>>>>>
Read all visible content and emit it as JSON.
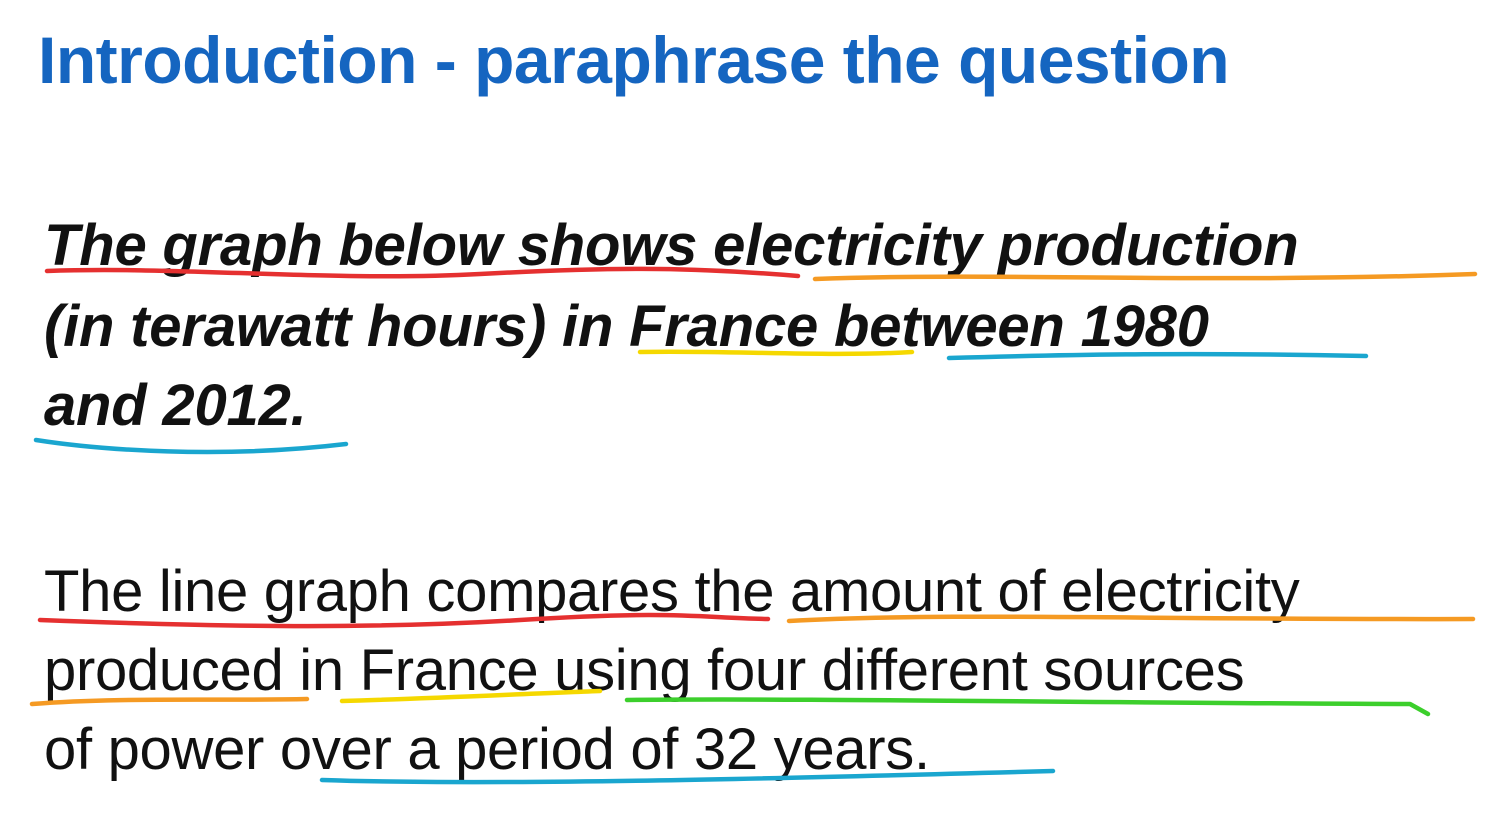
{
  "title": "Introduction - paraphrase the question",
  "question": {
    "line1": "The graph below shows electricity production",
    "line2": "(in terawatt hours) in France between 1980",
    "line3": "and 2012."
  },
  "answer": {
    "line1": "The line graph compares the amount of electricity",
    "line2": "produced in France using four different sources",
    "line3": "of power over a period of 32 years."
  },
  "underline_colors": {
    "red": "#e53030",
    "orange": "#f59a23",
    "yellow": "#f5d800",
    "blue": "#1aa6cf",
    "green": "#3ccf2c"
  },
  "title_color": "#1565c0"
}
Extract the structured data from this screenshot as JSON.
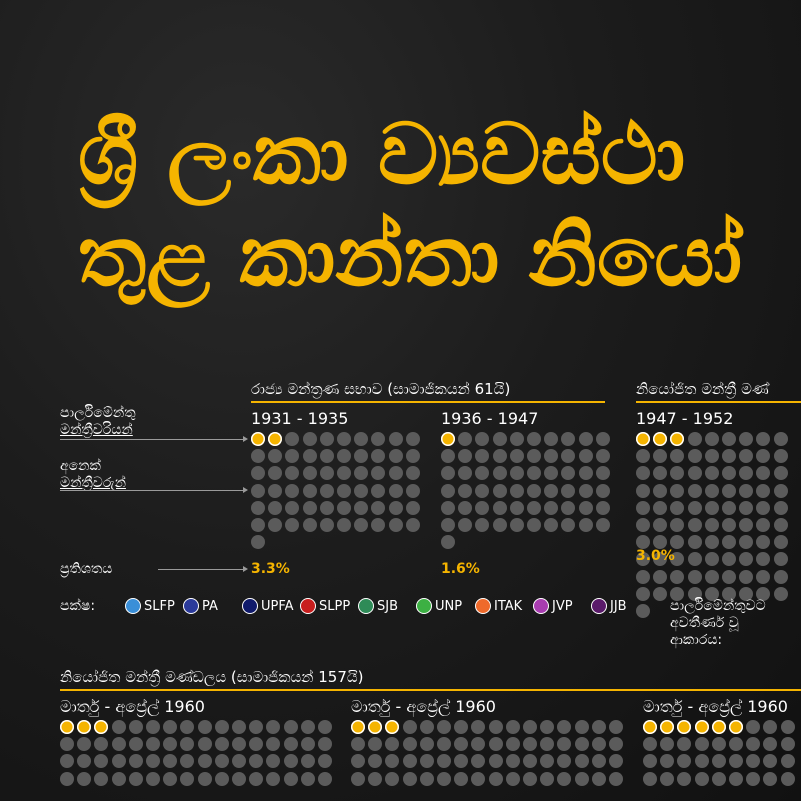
{
  "title": {
    "line1": "ශ්‍රී ලංකා ව්‍යවස්ථා",
    "line2": "තුළ කාන්තා නියෝ"
  },
  "labels": {
    "women_mps": [
      "පාර්ලිමේන්තු",
      "මන්ත්‍රීවරියන්"
    ],
    "other_mps": [
      "අනෙක්",
      "මන්ත්‍රීවරුන්"
    ],
    "percentage": "ප්‍රතිශතය",
    "party": "පක්ෂ:",
    "entry_mode": [
      "පාර්ලිමේන්තුවට",
      "අවතීර්ණ වූ",
      "ආකාරය:"
    ]
  },
  "legend": [
    {
      "name": "SLFP",
      "color": "#3a8fd8"
    },
    {
      "name": "PA",
      "color": "#2b3a9a"
    },
    {
      "name": "UPFA",
      "color": "#101a6b"
    },
    {
      "name": "SLPP",
      "color": "#c81e1e"
    },
    {
      "name": "SJB",
      "color": "#2e8b57"
    },
    {
      "name": "UNP",
      "color": "#3cb043"
    },
    {
      "name": "ITAK",
      "color": "#ef6a2b"
    },
    {
      "name": "JVP",
      "color": "#a83cb0"
    },
    {
      "name": "JJB",
      "color": "#5a1a6a"
    }
  ],
  "colors": {
    "accent": "#f5b400",
    "seat": "#5b5b5b",
    "background": "#1c1c1c"
  },
  "chart_data": [
    {
      "type": "waffle",
      "section": "රාජ්‍ය මන්ත්‍රණ සභාව (සාමාජිකයන් 61යි)",
      "periods": [
        {
          "label": "1931 - 1935",
          "women": 2,
          "total": 61,
          "percent": "3.3%"
        },
        {
          "label": "1936 - 1947",
          "women": 1,
          "total": 61,
          "percent": "1.6%"
        }
      ]
    },
    {
      "type": "waffle",
      "section": "නියෝජිත මන්ත්‍රී මණ්",
      "periods": [
        {
          "label": "1947 - 1952",
          "women": 3,
          "total": 101,
          "percent": "3.0%"
        }
      ]
    },
    {
      "type": "waffle",
      "section": "නියෝජිත මන්ත්‍රී මණ්ඩලය (සාමාජිකයන් 157යි)",
      "periods": [
        {
          "label": "මාර්තු - අප්‍රේල් 1960",
          "women": 3,
          "total": 157
        },
        {
          "label": "මාර්තු - අප්‍රේල් 1960",
          "women": 3,
          "total": 157
        },
        {
          "label": "මාර්තු - අප්‍රේල් 1960",
          "women": 6,
          "total": 157
        }
      ]
    }
  ]
}
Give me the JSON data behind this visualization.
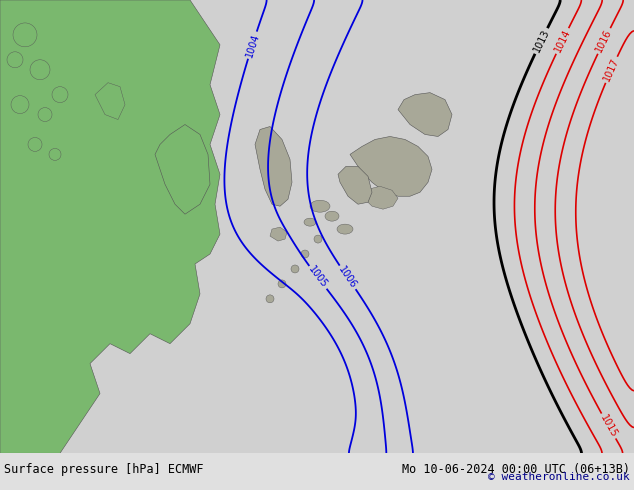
{
  "title_left": "Surface pressure [hPa] ECMWF",
  "title_right": "Mo 10-06-2024 00:00 UTC (06+13B)",
  "copyright": "© weatheronline.co.uk",
  "bg_color": "#d0d0d0",
  "land_green": "#7ab86e",
  "land_gray": "#a8a898",
  "blue_color": "#0000dd",
  "red_color": "#dd0000",
  "black_color": "#000000",
  "figsize": [
    6.34,
    4.9
  ],
  "dpi": 100,
  "bottom_color": "#e0e0e0",
  "text_color": "#000000"
}
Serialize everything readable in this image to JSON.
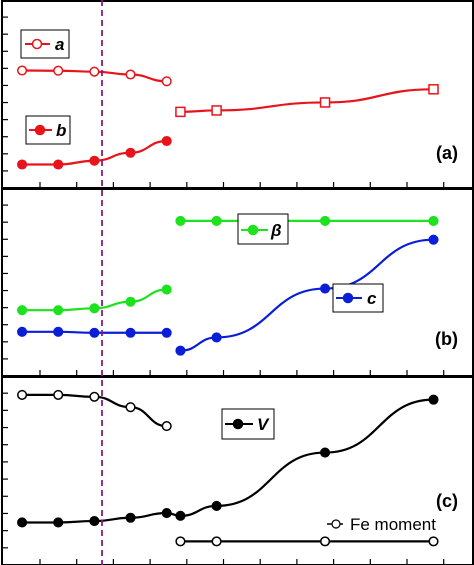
{
  "chart_data": [
    {
      "type": "line",
      "panel_label": "(a)",
      "series": [
        {
          "name": "a",
          "color": "#e8141b",
          "marker": "open-circle",
          "x": [
            0,
            1,
            2,
            3,
            4
          ],
          "y": [
            0.0,
            -0.05,
            -0.25,
            -0.85,
            -2.3
          ]
        },
        {
          "name": "b",
          "color": "#e8141b",
          "marker": "filled-circle",
          "x": [
            0,
            1,
            2,
            3,
            4
          ],
          "y": [
            -20.0,
            -20.0,
            -19.2,
            -17.5,
            -15.0
          ]
        },
        {
          "name": "",
          "color": "#e8141b",
          "marker": "open-square",
          "x": [
            5,
            6,
            9,
            12
          ],
          "y": [
            -8.8,
            -8.5,
            -6.8,
            -4.0
          ]
        }
      ]
    },
    {
      "type": "line",
      "panel_label": "(b)",
      "series": [
        {
          "name": "β",
          "color": "#1de21d",
          "marker": "filled-circle",
          "x": [
            0,
            1,
            2,
            3,
            4,
            5,
            6,
            9,
            12
          ],
          "y": [
            -11.0,
            -11.0,
            -10.6,
            -9.2,
            -6.6,
            8.0,
            8.0,
            8.0,
            8.0
          ]
        },
        {
          "name": "c",
          "color": "#0a1ed8",
          "marker": "filled-circle",
          "x": [
            0,
            1,
            2,
            3,
            4,
            5,
            6,
            9,
            12
          ],
          "y": [
            -15.6,
            -15.6,
            -15.8,
            -15.8,
            -15.8,
            -19.6,
            -16.8,
            -6.4,
            4.0
          ]
        }
      ]
    },
    {
      "type": "line",
      "panel_label": "(c)",
      "series": [
        {
          "name": "V",
          "color": "#000000",
          "marker": "filled-circle",
          "x": [
            0,
            1,
            2,
            3,
            4,
            5,
            6,
            9,
            12
          ],
          "y": [
            -16.0,
            -16.0,
            -15.7,
            -15.0,
            -14.0,
            -14.6,
            -12.5,
            -1.2,
            10.0
          ]
        },
        {
          "name": "Fe moment",
          "color": "#000000",
          "marker": "open-circle",
          "x": [
            0,
            1,
            2,
            3,
            4,
            5,
            6,
            9,
            12
          ],
          "y": [
            11.0,
            11.0,
            10.6,
            8.4,
            4.4,
            -20.0,
            -20.0,
            -20.0,
            -20.0
          ]
        }
      ]
    }
  ]
}
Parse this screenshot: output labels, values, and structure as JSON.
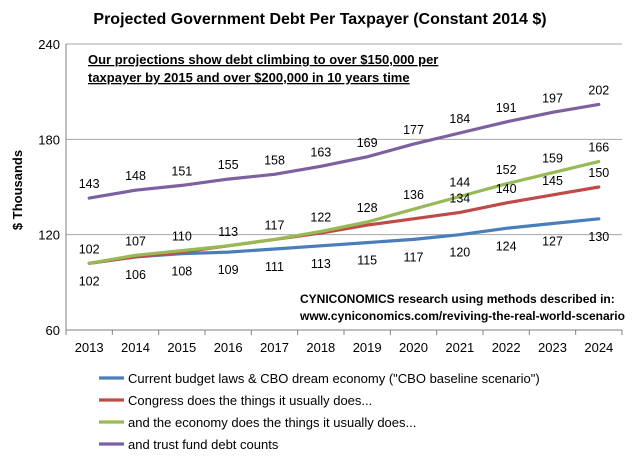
{
  "chart_data": {
    "type": "line",
    "title": "Projected Government Debt Per Taxpayer (Constant 2014 $)",
    "ylabel": "$ Thousands",
    "xlabel": "",
    "ylim": [
      60,
      240
    ],
    "yticks": [
      60,
      120,
      180,
      240
    ],
    "x": [
      "2013",
      "2014",
      "2015",
      "2016",
      "2017",
      "2018",
      "2019",
      "2020",
      "2021",
      "2022",
      "2023",
      "2024"
    ],
    "annotation_lines": [
      "Our projections show debt climbing to over $150,000 per",
      "taxpayer by 2015 and over $200,000 in 10 years time"
    ],
    "source_lines": [
      "CYNICONOMICS research using methods described in:",
      "www.cyniconomics.com/reviving-the-real-world-scenario"
    ],
    "series": [
      {
        "name": "Current budget laws & CBO dream economy (\"CBO baseline scenario\")",
        "color": "#4a7ebb",
        "values": [
          102,
          106,
          108,
          109,
          111,
          113,
          115,
          117,
          120,
          124,
          127,
          130
        ],
        "labels_below": true
      },
      {
        "name": "Congress does the things it usually does...",
        "color": "#be4b48",
        "values": [
          102,
          106,
          109,
          113,
          117,
          121,
          126,
          130,
          134,
          140,
          145,
          150
        ],
        "labels_below": false
      },
      {
        "name": "and the economy does the things it usually does...",
        "color": "#98b954",
        "values": [
          102,
          107,
          110,
          113,
          117,
          122,
          128,
          136,
          144,
          152,
          159,
          166
        ],
        "labels_below": false
      },
      {
        "name": "and trust fund debt counts",
        "color": "#7d60a0",
        "values": [
          143,
          148,
          151,
          155,
          158,
          163,
          169,
          177,
          184,
          191,
          197,
          202
        ],
        "labels_below": false
      }
    ],
    "visible_labels": [
      {
        "series": 0,
        "values": [
          102,
          106,
          108,
          109,
          111,
          113,
          115,
          117,
          120,
          124,
          127,
          130
        ]
      },
      {
        "series": 1,
        "values": [
          null,
          null,
          null,
          null,
          null,
          null,
          null,
          null,
          134,
          140,
          145,
          150
        ]
      },
      {
        "series": 2,
        "values": [
          102,
          107,
          110,
          113,
          117,
          122,
          128,
          136,
          144,
          152,
          159,
          166
        ]
      },
      {
        "series": 3,
        "values": [
          143,
          148,
          151,
          155,
          158,
          163,
          169,
          177,
          184,
          191,
          197,
          202
        ]
      }
    ],
    "legend_position": "bottom"
  }
}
<<<<<
§ **WHAT IS EXPECTED**: Determine the number of lines in the data that contain "years" as a word or string, and state only that number.

§ **CORRECT RESPONSE**: 2